What needs to be done: All of the entries must be reproduced exactly, with no images carried over.

/---

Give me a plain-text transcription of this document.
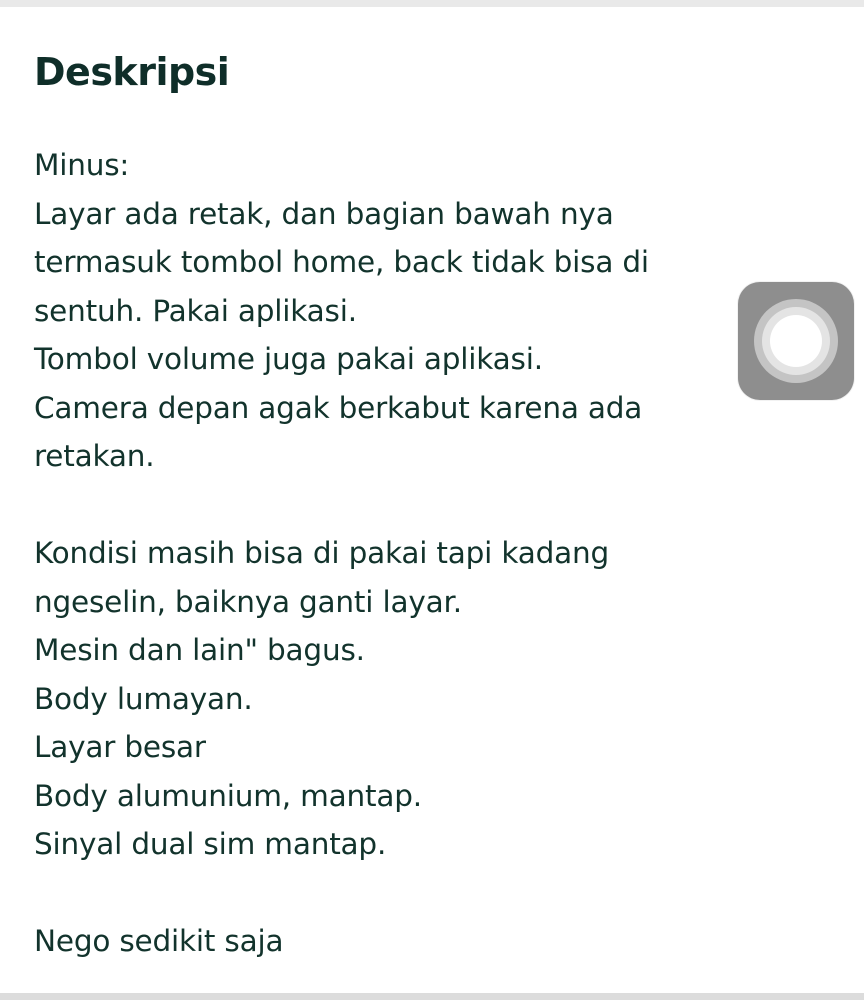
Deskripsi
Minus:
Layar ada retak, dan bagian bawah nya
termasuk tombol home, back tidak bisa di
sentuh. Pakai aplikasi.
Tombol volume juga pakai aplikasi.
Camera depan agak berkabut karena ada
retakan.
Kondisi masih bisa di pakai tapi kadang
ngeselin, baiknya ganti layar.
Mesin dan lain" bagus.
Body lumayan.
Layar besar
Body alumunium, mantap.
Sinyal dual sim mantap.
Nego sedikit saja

\---

Solution for this exercise:
Give me a plain-text transcription of this document.
Deskripsi
Minus:
Layar ada retak, dan bagian bawah nya
termasuk tombol home, back tidak bisa di
sentuh. Pakai aplikasi.
Tombol volume juga pakai aplikasi.
Camera depan agak berkabut karena ada
retakan.
Kondisi masih bisa di pakai tapi kadang
ngeselin, baiknya ganti layar.
Mesin dan lain" bagus.
Body lumayan.
Layar besar
Body alumunium, mantap.
Sinyal dual sim mantap.
Nego sedikit saja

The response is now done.